Work to be completed ▸ Write every line of the material out exactly as shown.

## Start

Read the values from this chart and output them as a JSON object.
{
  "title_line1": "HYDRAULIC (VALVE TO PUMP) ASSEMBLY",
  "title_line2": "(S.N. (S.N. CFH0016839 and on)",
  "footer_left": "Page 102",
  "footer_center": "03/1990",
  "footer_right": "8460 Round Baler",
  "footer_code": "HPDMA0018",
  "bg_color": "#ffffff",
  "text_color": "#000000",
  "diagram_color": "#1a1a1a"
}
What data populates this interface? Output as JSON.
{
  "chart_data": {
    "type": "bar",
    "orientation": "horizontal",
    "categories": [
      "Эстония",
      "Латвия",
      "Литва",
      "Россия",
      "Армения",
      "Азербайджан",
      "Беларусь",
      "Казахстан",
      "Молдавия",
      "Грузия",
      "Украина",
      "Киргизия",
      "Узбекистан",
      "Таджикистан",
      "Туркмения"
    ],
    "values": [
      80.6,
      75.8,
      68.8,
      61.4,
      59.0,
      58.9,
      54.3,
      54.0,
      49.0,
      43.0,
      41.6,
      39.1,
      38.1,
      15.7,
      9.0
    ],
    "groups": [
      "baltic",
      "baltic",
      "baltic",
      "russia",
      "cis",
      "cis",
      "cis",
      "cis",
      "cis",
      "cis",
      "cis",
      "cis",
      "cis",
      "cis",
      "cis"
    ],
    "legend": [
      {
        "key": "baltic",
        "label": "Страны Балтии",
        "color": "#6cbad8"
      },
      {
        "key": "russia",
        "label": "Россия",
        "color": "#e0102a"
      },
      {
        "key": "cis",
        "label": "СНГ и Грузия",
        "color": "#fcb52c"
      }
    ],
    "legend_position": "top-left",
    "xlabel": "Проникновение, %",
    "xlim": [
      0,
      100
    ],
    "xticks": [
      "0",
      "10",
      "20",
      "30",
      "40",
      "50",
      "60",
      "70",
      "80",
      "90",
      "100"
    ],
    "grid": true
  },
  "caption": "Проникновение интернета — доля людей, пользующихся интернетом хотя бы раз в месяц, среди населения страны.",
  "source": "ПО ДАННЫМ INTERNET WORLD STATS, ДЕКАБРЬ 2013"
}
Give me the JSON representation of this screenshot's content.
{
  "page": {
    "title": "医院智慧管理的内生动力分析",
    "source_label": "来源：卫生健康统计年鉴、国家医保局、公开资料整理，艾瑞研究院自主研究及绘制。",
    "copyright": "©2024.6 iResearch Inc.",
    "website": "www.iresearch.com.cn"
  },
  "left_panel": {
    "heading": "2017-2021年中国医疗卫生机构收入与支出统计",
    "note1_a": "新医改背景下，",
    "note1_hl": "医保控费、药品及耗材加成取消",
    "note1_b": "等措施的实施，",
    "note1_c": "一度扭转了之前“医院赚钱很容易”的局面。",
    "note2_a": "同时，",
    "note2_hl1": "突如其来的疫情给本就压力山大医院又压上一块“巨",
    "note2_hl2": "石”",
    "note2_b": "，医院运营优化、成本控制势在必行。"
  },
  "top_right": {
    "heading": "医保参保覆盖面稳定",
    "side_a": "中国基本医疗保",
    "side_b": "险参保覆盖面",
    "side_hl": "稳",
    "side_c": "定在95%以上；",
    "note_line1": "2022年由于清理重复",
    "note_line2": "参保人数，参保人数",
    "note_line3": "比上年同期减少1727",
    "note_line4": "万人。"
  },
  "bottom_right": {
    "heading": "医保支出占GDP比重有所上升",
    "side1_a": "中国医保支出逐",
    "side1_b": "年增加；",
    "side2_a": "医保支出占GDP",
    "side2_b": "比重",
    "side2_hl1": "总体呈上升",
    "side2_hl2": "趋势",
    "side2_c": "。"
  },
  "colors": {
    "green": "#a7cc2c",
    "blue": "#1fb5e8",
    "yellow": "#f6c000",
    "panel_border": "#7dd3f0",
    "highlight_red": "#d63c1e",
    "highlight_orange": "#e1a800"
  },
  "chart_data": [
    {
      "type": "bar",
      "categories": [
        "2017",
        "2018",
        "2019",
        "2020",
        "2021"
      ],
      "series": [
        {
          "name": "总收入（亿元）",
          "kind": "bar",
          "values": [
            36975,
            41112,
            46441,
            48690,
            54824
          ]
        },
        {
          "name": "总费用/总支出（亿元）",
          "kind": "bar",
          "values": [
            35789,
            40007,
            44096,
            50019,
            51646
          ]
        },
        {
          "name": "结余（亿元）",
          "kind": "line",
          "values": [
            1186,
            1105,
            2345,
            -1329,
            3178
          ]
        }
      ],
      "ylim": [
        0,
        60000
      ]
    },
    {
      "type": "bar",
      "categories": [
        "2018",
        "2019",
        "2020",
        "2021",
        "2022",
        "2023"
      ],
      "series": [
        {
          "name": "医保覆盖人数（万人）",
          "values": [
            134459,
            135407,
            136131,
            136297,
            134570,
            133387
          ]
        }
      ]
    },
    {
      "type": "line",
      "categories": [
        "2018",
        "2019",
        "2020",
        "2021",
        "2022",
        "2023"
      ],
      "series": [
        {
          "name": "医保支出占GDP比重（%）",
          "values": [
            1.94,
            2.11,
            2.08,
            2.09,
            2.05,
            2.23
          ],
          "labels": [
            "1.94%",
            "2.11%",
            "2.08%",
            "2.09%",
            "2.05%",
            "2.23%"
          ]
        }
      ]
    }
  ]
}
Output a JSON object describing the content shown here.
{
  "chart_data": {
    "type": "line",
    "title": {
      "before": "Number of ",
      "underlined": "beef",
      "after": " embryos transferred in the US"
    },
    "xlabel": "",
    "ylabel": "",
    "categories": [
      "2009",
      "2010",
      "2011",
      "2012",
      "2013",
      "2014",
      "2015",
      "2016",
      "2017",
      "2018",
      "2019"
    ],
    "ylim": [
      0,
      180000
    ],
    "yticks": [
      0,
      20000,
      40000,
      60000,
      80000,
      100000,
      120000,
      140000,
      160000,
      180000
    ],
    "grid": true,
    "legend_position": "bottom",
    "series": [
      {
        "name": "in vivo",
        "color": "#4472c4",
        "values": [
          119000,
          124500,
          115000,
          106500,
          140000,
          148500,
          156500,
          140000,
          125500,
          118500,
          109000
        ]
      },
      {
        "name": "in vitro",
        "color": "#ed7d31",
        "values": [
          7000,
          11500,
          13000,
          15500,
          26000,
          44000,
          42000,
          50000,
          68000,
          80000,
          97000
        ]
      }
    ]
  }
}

## End

Output of the exercise ▸
Read the values from this chart and output them as a JSON object.
{
  "title_line1": "HYDRAULIC (VALVE TO PUMP) ASSEMBLY",
  "title_line2": "(S.N. (S.N. CFH0016839 and on)",
  "footer_left": "Page 102",
  "footer_center": "03/1990",
  "footer_right": "8460 Round Baler",
  "footer_code": "HPDMA0018",
  "bg_color": "#ffffff",
  "text_color": "#000000",
  "diagram_color": "#1a1a1a"
}
What data populates this interface? Output as JSON.
{
  "chart_data": {
    "type": "bar",
    "orientation": "horizontal",
    "categories": [
      "Эстония",
      "Латвия",
      "Литва",
      "Россия",
      "Армения",
      "Азербайджан",
      "Беларусь",
      "Казахстан",
      "Молдавия",
      "Грузия",
      "Украина",
      "Киргизия",
      "Узбекистан",
      "Таджикистан",
      "Туркмения"
    ],
    "values": [
      80.6,
      75.8,
      68.8,
      61.4,
      59.0,
      58.9,
      54.3,
      54.0,
      49.0,
      43.0,
      41.6,
      39.1,
      38.1,
      15.7,
      9.0
    ],
    "groups": [
      "baltic",
      "baltic",
      "baltic",
      "russia",
      "cis",
      "cis",
      "cis",
      "cis",
      "cis",
      "cis",
      "cis",
      "cis",
      "cis",
      "cis",
      "cis"
    ],
    "legend": [
      {
        "key": "baltic",
        "label": "Страны Балтии",
        "color": "#6cbad8"
      },
      {
        "key": "russia",
        "label": "Россия",
        "color": "#e0102a"
      },
      {
        "key": "cis",
        "label": "СНГ и Грузия",
        "color": "#fcb52c"
      }
    ],
    "legend_position": "top-left",
    "xlabel": "Проникновение, %",
    "xlim": [
      0,
      100
    ],
    "xticks": [
      "0",
      "10",
      "20",
      "30",
      "40",
      "50",
      "60",
      "70",
      "80",
      "90",
      "100"
    ],
    "grid": true
  },
  "caption": "Проникновение интернета — доля людей, пользующихся интернетом хотя бы раз в месяц, среди населения страны.",
  "source": "ПО ДАННЫМ INTERNET WORLD STATS, ДЕКАБРЬ 2013"
}
Give me the JSON representation of this screenshot's content.
{
  "page": {
    "title": "医院智慧管理的内生动力分析",
    "source_label": "来源：卫生健康统计年鉴、国家医保局、公开资料整理，艾瑞研究院自主研究及绘制。",
    "copyright": "©2024.6 iResearch Inc.",
    "website": "www.iresearch.com.cn"
  },
  "left_panel": {
    "heading": "2017-2021年中国医疗卫生机构收入与支出统计",
    "note1_a": "新医改背景下，",
    "note1_hl": "医保控费、药品及耗材加成取消",
    "note1_b": "等措施的实施，",
    "note1_c": "一度扭转了之前“医院赚钱很容易”的局面。",
    "note2_a": "同时，",
    "note2_hl1": "突如其来的疫情给本就压力山大医院又压上一块“巨",
    "note2_hl2": "石”",
    "note2_b": "，医院运营优化、成本控制势在必行。"
  },
  "top_right": {
    "heading": "医保参保覆盖面稳定",
    "side_a": "中国基本医疗保",
    "side_b": "险参保覆盖面",
    "side_hl": "稳",
    "side_c": "定在95%以上；",
    "note_line1": "2022年由于清理重复",
    "note_line2": "参保人数，参保人数",
    "note_line3": "比上年同期减少1727",
    "note_line4": "万人。"
  },
  "bottom_right": {
    "heading": "医保支出占GDP比重有所上升",
    "side1_a": "中国医保支出逐",
    "side1_b": "年增加；",
    "side2_a": "医保支出占GDP",
    "side2_b": "比重",
    "side2_hl1": "总体呈上升",
    "side2_hl2": "趋势",
    "side2_c": "。"
  },
  "colors": {
    "green": "#a7cc2c",
    "blue": "#1fb5e8",
    "yellow": "#f6c000",
    "panel_border": "#7dd3f0",
    "highlight_red": "#d63c1e",
    "highlight_orange": "#e1a800"
  },
  "chart_data": [
    {
      "type": "bar",
      "categories": [
        "2017",
        "2018",
        "2019",
        "2020",
        "2021"
      ],
      "series": [
        {
          "name": "总收入（亿元）",
          "kind": "bar",
          "values": [
            36975,
            41112,
            46441,
            48690,
            54824
          ]
        },
        {
          "name": "总费用/总支出（亿元）",
          "kind": "bar",
          "values": [
            35789,
            40007,
            44096,
            50019,
            51646
          ]
        },
        {
          "name": "结余（亿元）",
          "kind": "line",
          "values": [
            1186,
            1105,
            2345,
            -1329,
            3178
          ]
        }
      ],
      "ylim": [
        0,
        60000
      ]
    },
    {
      "type": "bar",
      "categories": [
        "2018",
        "2019",
        "2020",
        "2021",
        "2022",
        "2023"
      ],
      "series": [
        {
          "name": "医保覆盖人数（万人）",
          "values": [
            134459,
            135407,
            136131,
            136297,
            134570,
            133387
          ]
        }
      ]
    },
    {
      "type": "line",
      "categories": [
        "2018",
        "2019",
        "2020",
        "2021",
        "2022",
        "2023"
      ],
      "series": [
        {
          "name": "医保支出占GDP比重（%）",
          "values": [
            1.94,
            2.11,
            2.08,
            2.09,
            2.05,
            2.23
          ],
          "labels": [
            "1.94%",
            "2.11%",
            "2.08%",
            "2.09%",
            "2.05%",
            "2.23%"
          ]
        }
      ]
    }
  ]
}
Output a JSON object describing the content shown here.
{
  "chart_data": {
    "type": "line",
    "title": {
      "before": "Number of ",
      "underlined": "beef",
      "after": " embryos transferred in the US"
    },
    "xlabel": "",
    "ylabel": "",
    "categories": [
      "2009",
      "2010",
      "2011",
      "2012",
      "2013",
      "2014",
      "2015",
      "2016",
      "2017",
      "2018",
      "2019"
    ],
    "ylim": [
      0,
      180000
    ],
    "yticks": [
      0,
      20000,
      40000,
      60000,
      80000,
      100000,
      120000,
      140000,
      160000,
      180000
    ],
    "grid": true,
    "legend_position": "bottom",
    "series": [
      {
        "name": "in vivo",
        "color": "#4472c4",
        "values": [
          119000,
          124500,
          115000,
          106500,
          140000,
          148500,
          156500,
          140000,
          125500,
          118500,
          109000
        ]
      },
      {
        "name": "in vitro",
        "color": "#ed7d31",
        "values": [
          7000,
          11500,
          13000,
          15500,
          26000,
          44000,
          42000,
          50000,
          68000,
          80000,
          97000
        ]
      }
    ]
  }
}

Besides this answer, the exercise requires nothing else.